### INSTRUCTION
Please pull out each line in the entries below that contains the word "boxes" and copy every such line in full.

### Saved data entries

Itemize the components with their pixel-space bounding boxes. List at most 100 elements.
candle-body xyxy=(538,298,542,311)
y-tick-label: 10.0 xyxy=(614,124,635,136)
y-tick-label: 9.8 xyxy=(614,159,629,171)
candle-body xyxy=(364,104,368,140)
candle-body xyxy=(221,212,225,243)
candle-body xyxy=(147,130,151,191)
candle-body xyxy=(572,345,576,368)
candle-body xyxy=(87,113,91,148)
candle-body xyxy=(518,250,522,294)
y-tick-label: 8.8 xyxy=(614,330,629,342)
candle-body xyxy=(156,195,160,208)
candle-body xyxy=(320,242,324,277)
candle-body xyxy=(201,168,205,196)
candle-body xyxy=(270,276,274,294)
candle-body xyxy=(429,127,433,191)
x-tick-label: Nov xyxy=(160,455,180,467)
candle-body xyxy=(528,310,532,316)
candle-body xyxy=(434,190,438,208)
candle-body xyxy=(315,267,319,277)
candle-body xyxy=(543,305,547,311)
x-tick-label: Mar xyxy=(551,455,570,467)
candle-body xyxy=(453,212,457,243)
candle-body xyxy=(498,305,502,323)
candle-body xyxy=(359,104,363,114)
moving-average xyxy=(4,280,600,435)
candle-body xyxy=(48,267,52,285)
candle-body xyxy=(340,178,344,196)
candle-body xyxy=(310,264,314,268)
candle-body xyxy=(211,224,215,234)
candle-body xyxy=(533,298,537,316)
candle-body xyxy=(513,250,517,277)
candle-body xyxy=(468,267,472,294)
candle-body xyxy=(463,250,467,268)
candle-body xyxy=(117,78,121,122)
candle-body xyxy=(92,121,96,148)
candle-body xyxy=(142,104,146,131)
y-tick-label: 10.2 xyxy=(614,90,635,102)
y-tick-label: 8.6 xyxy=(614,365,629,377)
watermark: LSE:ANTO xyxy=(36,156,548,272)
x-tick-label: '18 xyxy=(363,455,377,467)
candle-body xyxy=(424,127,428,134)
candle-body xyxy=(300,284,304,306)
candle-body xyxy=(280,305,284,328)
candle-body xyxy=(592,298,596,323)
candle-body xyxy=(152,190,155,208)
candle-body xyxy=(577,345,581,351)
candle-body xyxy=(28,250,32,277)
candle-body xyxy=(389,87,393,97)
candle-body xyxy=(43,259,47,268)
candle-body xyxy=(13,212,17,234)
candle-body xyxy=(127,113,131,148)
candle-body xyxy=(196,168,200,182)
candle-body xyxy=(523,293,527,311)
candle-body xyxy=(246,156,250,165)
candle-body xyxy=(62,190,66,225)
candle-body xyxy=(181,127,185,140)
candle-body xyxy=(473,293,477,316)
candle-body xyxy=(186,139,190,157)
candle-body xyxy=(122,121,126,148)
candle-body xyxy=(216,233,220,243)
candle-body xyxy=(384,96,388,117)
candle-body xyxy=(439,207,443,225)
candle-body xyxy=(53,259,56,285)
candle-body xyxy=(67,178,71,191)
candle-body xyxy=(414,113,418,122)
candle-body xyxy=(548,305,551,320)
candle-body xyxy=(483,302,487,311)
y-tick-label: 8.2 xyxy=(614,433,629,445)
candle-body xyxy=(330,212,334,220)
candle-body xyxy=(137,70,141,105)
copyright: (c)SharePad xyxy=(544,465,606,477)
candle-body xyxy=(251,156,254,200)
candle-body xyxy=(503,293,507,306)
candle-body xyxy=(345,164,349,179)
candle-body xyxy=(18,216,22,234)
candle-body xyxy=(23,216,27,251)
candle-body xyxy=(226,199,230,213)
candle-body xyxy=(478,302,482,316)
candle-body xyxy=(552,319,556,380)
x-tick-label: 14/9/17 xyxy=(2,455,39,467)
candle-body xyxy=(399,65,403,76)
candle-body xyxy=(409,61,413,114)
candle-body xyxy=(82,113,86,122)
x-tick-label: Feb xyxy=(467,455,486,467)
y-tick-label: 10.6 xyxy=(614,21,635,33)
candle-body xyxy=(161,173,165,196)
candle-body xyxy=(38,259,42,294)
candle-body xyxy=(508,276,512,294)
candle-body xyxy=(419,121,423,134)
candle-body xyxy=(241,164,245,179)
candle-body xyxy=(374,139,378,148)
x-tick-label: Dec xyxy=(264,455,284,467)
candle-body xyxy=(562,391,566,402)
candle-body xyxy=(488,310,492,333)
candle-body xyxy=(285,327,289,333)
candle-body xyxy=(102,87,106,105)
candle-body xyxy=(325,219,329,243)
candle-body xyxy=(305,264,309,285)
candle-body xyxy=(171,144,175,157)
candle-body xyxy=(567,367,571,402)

### EXERCISE SOLUTION
Itemize the components with their pixel-space bounding boxes. List at most 100 elements.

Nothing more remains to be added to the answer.